**Required work:** Look through the lines and report how many include the word "document", giving nothing but the number.
* * * *
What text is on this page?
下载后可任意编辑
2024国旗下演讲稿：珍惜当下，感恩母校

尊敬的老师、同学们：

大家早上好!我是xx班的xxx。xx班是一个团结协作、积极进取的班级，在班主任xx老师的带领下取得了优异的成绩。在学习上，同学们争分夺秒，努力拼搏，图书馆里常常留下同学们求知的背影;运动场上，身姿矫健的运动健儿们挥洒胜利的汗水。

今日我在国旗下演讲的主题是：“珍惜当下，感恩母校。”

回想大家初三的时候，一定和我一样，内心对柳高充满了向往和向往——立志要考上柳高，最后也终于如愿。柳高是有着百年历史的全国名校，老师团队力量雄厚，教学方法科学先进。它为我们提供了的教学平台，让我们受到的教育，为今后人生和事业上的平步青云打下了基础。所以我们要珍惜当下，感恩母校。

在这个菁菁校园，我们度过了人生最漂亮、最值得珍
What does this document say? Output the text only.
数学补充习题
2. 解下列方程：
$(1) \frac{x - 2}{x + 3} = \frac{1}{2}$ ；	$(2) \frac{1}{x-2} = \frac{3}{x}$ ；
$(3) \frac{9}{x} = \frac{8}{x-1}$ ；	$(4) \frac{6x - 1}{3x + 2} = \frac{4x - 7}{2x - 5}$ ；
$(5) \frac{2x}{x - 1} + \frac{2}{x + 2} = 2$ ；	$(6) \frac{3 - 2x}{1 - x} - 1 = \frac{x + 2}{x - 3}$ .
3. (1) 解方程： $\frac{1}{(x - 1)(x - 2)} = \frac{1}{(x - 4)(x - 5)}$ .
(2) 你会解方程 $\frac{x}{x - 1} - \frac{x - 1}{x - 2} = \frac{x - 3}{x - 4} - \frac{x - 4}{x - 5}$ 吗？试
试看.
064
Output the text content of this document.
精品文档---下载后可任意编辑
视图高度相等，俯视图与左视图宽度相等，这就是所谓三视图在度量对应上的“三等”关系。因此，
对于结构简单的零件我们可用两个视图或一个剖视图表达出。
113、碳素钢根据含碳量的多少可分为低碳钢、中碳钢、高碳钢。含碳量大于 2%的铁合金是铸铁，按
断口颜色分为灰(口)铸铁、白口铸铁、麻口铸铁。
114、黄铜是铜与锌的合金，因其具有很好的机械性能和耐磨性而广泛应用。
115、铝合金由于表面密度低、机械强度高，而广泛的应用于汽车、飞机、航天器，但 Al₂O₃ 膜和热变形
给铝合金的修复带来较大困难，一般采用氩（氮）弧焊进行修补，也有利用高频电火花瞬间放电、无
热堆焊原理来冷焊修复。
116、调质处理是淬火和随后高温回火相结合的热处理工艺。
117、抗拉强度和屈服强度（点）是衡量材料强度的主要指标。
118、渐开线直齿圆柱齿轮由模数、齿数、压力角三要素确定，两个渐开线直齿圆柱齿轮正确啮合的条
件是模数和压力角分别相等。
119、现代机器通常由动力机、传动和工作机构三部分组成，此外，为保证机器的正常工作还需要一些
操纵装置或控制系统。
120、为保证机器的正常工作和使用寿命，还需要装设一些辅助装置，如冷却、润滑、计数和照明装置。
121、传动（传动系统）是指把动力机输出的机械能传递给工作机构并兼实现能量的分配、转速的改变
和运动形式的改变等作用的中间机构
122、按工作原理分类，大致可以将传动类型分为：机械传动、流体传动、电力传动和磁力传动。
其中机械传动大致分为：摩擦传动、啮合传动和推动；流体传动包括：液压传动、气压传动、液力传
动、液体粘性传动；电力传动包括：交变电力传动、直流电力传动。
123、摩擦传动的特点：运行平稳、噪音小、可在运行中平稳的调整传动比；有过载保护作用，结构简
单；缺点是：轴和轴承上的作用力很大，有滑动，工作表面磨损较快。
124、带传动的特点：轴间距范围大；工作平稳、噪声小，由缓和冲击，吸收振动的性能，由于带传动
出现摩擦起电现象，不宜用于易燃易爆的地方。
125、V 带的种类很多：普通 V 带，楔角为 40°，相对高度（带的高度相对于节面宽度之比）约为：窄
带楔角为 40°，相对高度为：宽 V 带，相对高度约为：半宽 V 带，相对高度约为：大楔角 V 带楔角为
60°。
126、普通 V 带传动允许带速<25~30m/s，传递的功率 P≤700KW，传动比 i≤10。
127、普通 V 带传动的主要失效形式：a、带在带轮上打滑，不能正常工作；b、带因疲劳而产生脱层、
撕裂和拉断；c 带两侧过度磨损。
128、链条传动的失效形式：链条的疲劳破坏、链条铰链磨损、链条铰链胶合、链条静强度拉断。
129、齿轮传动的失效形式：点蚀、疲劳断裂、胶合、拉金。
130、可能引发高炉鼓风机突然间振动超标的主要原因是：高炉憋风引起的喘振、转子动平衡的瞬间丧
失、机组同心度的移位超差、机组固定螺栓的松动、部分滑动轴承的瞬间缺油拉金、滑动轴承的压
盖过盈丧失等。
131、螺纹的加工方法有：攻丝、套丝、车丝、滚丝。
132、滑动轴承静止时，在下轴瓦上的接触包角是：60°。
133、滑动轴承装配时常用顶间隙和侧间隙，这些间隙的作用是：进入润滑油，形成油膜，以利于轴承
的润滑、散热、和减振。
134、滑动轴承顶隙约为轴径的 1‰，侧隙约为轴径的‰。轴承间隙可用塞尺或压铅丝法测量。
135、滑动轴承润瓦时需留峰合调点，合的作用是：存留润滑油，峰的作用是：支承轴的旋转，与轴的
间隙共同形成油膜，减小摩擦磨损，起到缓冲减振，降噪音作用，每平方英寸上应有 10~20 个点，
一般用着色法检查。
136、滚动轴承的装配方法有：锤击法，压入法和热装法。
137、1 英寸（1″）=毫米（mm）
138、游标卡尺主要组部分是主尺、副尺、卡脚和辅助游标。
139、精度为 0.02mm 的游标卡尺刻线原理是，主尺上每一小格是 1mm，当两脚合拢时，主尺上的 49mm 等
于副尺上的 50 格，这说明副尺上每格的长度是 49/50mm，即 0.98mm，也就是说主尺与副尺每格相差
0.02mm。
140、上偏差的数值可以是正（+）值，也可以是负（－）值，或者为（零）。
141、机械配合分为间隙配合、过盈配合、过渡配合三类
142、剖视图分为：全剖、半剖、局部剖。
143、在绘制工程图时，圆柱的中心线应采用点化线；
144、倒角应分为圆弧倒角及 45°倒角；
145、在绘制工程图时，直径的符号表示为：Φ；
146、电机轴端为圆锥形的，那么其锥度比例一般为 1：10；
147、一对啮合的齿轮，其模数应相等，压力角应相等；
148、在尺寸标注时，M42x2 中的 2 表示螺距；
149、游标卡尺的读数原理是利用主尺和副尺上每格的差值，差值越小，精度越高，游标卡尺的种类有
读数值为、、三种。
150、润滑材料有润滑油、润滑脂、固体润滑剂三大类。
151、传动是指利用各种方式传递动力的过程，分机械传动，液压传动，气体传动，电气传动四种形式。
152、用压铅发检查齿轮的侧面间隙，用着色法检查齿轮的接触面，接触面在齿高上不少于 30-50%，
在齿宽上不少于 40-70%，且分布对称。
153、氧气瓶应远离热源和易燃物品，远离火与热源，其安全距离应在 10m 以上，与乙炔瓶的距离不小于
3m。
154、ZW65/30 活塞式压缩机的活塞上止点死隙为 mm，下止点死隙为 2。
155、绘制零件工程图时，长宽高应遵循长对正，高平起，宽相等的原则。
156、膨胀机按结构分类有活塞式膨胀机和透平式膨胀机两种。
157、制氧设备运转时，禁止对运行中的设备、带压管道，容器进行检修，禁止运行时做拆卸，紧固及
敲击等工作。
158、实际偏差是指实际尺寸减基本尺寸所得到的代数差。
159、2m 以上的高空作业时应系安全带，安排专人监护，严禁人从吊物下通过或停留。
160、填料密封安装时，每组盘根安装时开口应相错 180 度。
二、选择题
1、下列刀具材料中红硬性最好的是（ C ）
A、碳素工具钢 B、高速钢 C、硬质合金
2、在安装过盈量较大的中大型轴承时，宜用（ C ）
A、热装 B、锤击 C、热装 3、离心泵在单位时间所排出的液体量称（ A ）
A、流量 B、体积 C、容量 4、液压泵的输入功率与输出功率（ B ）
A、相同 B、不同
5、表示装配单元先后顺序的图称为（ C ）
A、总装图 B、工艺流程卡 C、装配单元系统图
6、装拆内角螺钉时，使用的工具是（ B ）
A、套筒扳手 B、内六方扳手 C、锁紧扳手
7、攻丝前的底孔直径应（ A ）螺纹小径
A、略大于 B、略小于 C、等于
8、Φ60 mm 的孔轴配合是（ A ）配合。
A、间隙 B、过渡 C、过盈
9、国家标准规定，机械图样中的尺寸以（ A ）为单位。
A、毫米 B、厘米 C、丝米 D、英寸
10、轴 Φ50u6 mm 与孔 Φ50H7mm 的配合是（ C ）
* * * *
**Response:** 2